### STORED RECORDS
::::::::::
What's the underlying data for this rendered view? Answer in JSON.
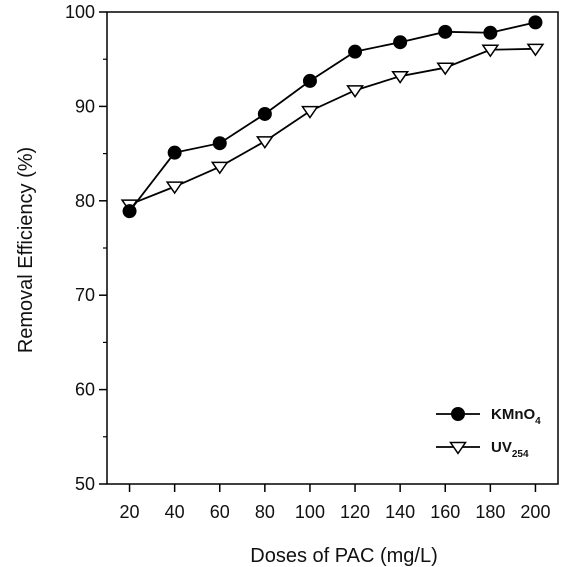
{
  "chart_data": {
    "type": "line",
    "xlabel": "Doses of PAC (mg/L)",
    "ylabel": "Removal Efficiency (%)",
    "x": [
      20,
      40,
      60,
      80,
      100,
      120,
      140,
      160,
      180,
      200
    ],
    "xtick_labels": [
      "20",
      "40",
      "60",
      "80",
      "100",
      "120",
      "140",
      "160",
      "180",
      "200"
    ],
    "ylim": [
      50,
      100
    ],
    "yticks": [
      50,
      60,
      70,
      80,
      90,
      100
    ],
    "ytick_labels": [
      "50",
      "60",
      "70",
      "80",
      "90",
      "100"
    ],
    "grid": false,
    "legend_position": "bottom-right",
    "series": [
      {
        "name": "KMnO4",
        "label_main": "KMnO",
        "label_sub": "4",
        "marker": "filled-circle",
        "color": "#000000",
        "values": [
          78.9,
          85.1,
          86.1,
          89.2,
          92.7,
          95.8,
          96.8,
          97.9,
          97.8,
          98.9
        ]
      },
      {
        "name": "UV254",
        "label_main": "UV",
        "label_sub": "254",
        "marker": "open-triangle-down",
        "color": "#000000",
        "values": [
          79.6,
          81.5,
          83.6,
          86.3,
          89.5,
          91.7,
          93.2,
          94.1,
          96.0,
          96.1
        ]
      }
    ]
  }
}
::::::::::
### TASK DESCRIPTION
In the listing, find every line containing the word "marker" and list it.

### COMPLETE OUTPUT
        "marker": "filled-circle",
        "marker": "open-triangle-down",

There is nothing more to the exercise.